Dataset items:
☆ ☆ ☆ ☆ ☆

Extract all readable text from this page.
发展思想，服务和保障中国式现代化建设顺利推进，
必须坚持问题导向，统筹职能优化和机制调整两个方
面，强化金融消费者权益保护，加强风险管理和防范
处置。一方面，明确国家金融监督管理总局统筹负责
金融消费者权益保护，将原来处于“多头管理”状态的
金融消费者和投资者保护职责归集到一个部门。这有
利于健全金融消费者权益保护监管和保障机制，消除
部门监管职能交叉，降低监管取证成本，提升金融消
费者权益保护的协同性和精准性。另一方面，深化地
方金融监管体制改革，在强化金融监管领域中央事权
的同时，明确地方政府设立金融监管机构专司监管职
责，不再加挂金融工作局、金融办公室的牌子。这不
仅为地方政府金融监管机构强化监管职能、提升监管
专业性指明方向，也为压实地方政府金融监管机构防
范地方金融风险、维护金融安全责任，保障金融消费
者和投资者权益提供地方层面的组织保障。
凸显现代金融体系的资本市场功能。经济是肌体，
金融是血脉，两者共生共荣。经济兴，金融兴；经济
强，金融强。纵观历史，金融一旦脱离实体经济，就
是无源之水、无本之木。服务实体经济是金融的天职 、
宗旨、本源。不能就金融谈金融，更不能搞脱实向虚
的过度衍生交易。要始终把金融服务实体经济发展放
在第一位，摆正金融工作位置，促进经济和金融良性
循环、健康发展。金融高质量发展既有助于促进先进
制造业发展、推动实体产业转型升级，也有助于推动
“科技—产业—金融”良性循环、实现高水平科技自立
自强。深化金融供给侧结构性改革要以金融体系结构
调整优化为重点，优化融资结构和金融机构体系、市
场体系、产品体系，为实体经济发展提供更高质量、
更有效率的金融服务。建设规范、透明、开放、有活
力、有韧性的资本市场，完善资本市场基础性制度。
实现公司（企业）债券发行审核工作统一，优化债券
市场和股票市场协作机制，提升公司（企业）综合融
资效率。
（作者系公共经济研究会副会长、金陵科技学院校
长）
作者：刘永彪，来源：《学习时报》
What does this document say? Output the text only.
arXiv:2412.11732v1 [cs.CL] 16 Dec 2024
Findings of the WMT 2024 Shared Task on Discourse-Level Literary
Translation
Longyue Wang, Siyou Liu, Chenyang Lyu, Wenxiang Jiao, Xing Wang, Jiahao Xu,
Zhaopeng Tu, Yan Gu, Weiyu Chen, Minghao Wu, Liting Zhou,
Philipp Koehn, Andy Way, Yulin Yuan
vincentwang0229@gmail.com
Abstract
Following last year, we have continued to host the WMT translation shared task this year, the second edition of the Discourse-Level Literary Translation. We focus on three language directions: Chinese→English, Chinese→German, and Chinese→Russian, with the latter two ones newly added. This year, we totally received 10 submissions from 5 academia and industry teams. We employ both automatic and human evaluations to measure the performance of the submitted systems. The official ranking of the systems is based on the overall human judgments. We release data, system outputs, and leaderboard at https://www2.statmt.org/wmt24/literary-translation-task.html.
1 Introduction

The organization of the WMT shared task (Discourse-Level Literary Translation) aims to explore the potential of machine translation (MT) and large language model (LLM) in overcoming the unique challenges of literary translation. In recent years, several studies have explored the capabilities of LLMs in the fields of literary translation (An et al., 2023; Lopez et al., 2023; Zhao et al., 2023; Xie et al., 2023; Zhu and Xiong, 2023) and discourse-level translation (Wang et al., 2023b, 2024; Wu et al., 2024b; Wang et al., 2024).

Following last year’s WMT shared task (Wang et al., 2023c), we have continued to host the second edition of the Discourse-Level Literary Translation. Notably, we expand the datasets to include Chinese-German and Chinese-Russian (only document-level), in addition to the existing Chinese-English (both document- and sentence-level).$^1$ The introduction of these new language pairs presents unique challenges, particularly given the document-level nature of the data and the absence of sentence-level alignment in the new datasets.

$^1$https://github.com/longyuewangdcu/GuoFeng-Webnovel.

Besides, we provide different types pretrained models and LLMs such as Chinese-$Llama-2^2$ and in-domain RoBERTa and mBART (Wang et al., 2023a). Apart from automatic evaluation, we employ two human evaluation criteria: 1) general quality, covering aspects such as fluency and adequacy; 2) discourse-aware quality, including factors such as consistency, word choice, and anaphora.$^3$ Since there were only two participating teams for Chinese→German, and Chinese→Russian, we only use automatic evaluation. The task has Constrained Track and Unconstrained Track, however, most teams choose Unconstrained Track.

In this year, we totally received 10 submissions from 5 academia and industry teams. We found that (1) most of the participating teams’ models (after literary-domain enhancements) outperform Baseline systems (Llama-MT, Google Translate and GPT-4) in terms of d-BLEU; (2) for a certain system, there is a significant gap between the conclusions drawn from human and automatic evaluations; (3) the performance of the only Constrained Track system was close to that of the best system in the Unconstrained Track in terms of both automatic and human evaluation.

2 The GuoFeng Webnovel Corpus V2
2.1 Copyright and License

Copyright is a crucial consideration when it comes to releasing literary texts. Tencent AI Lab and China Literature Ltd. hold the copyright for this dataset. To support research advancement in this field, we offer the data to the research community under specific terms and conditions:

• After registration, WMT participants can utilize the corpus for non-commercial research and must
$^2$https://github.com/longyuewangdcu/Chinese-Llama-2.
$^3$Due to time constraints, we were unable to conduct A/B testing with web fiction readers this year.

☆ ☆ ☆ ☆ ☆

### Direction
Exactly reproduce every line of the data above.

### Output for this task
Extract all readable text from this page.
发展思想，服务和保障中国式现代化建设顺利推进，
必须坚持问题导向，统筹职能优化和机制调整两个方
面，强化金融消费者权益保护，加强风险管理和防范
处置。一方面，明确国家金融监督管理总局统筹负责
金融消费者权益保护，将原来处于“多头管理”状态的
金融消费者和投资者保护职责归集到一个部门。这有
利于健全金融消费者权益保护监管和保障机制，消除
部门监管职能交叉，降低监管取证成本，提升金融消
费者权益保护的协同性和精准性。另一方面，深化地
方金融监管体制改革，在强化金融监管领域中央事权
的同时，明确地方政府设立金融监管机构专司监管职
责，不再加挂金融工作局、金融办公室的牌子。这不
仅为地方政府金融监管机构强化监管职能、提升监管
专业性指明方向，也为压实地方政府金融监管机构防
范地方金融风险、维护金融安全责任，保障金融消费
者和投资者权益提供地方层面的组织保障。
凸显现代金融体系的资本市场功能。经济是肌体，
金融是血脉，两者共生共荣。经济兴，金融兴；经济
强，金融强。纵观历史，金融一旦脱离实体经济，就
是无源之水、无本之木。服务实体经济是金融的天职 、
宗旨、本源。不能就金融谈金融，更不能搞脱实向虚
的过度衍生交易。要始终把金融服务实体经济发展放
在第一位，摆正金融工作位置，促进经济和金融良性
循环、健康发展。金融高质量发展既有助于促进先进
制造业发展、推动实体产业转型升级，也有助于推动
“科技—产业—金融”良性循环、实现高水平科技自立
自强。深化金融供给侧结构性改革要以金融体系结构
调整优化为重点，优化融资结构和金融机构体系、市
场体系、产品体系，为实体经济发展提供更高质量、
更有效率的金融服务。建设规范、透明、开放、有活
力、有韧性的资本市场，完善资本市场基础性制度。
实现公司（企业）债券发行审核工作统一，优化债券
市场和股票市场协作机制，提升公司（企业）综合融
资效率。
（作者系公共经济研究会副会长、金陵科技学院校
长）
作者：刘永彪，来源：《学习时报》
What does this document say? Output the text only.
arXiv:2412.11732v1 [cs.CL] 16 Dec 2024
Findings of the WMT 2024 Shared Task on Discourse-Level Literary
Translation
Longyue Wang, Siyou Liu, Chenyang Lyu, Wenxiang Jiao, Xing Wang, Jiahao Xu,
Zhaopeng Tu, Yan Gu, Weiyu Chen, Minghao Wu, Liting Zhou,
Philipp Koehn, Andy Way, Yulin Yuan
vincentwang0229@gmail.com
Abstract
Following last year, we have continued to host the WMT translation shared task this year, the second edition of the Discourse-Level Literary Translation. We focus on three language directions: Chinese→English, Chinese→German, and Chinese→Russian, with the latter two ones newly added. This year, we totally received 10 submissions from 5 academia and industry teams. We employ both automatic and human evaluations to measure the performance of the submitted systems. The official ranking of the systems is based on the overall human judgments. We release data, system outputs, and leaderboard at https://www2.statmt.org/wmt24/literary-translation-task.html.
1 Introduction

The organization of the WMT shared task (Discourse-Level Literary Translation) aims to explore the potential of machine translation (MT) and large language model (LLM) in overcoming the unique challenges of literary translation. In recent years, several studies have explored the capabilities of LLMs in the fields of literary translation (An et al., 2023; Lopez et al., 2023; Zhao et al., 2023; Xie et al., 2023; Zhu and Xiong, 2023) and discourse-level translation (Wang et al., 2023b, 2024; Wu et al., 2024b; Wang et al., 2024).

Following last year’s WMT shared task (Wang et al., 2023c), we have continued to host the second edition of the Discourse-Level Literary Translation. Notably, we expand the datasets to include Chinese-German and Chinese-Russian (only document-level), in addition to the existing Chinese-English (both document- and sentence-level).$^1$ The introduction of these new language pairs presents unique challenges, particularly given the document-level nature of the data and the absence of sentence-level alignment in the new datasets.

$^1$https://github.com/longyuewangdcu/GuoFeng-Webnovel.

Besides, we provide different types pretrained models and LLMs such as Chinese-$Llama-2^2$ and in-domain RoBERTa and mBART (Wang et al., 2023a). Apart from automatic evaluation, we employ two human evaluation criteria: 1) general quality, covering aspects such as fluency and adequacy; 2) discourse-aware quality, including factors such as consistency, word choice, and anaphora.$^3$ Since there were only two participating teams for Chinese→German, and Chinese→Russian, we only use automatic evaluation. The task has Constrained Track and Unconstrained Track, however, most teams choose Unconstrained Track.

In this year, we totally received 10 submissions from 5 academia and industry teams. We found that (1) most of the participating teams’ models (after literary-domain enhancements) outperform Baseline systems (Llama-MT, Google Translate and GPT-4) in terms of d-BLEU; (2) for a certain system, there is a significant gap between the conclusions drawn from human and automatic evaluations; (3) the performance of the only Constrained Track system was close to that of the best system in the Unconstrained Track in terms of both automatic and human evaluation.

2 The GuoFeng Webnovel Corpus V2
2.1 Copyright and License

Copyright is a crucial consideration when it comes to releasing literary texts. Tencent AI Lab and China Literature Ltd. hold the copyright for this dataset. To support research advancement in this field, we offer the data to the research community under specific terms and conditions:

• After registration, WMT participants can utilize the corpus for non-commercial research and must
$^2$https://github.com/longyuewangdcu/Chinese-Llama-2.
$^3$Due to time constraints, we were unable to conduct A/B testing with web fiction readers this year.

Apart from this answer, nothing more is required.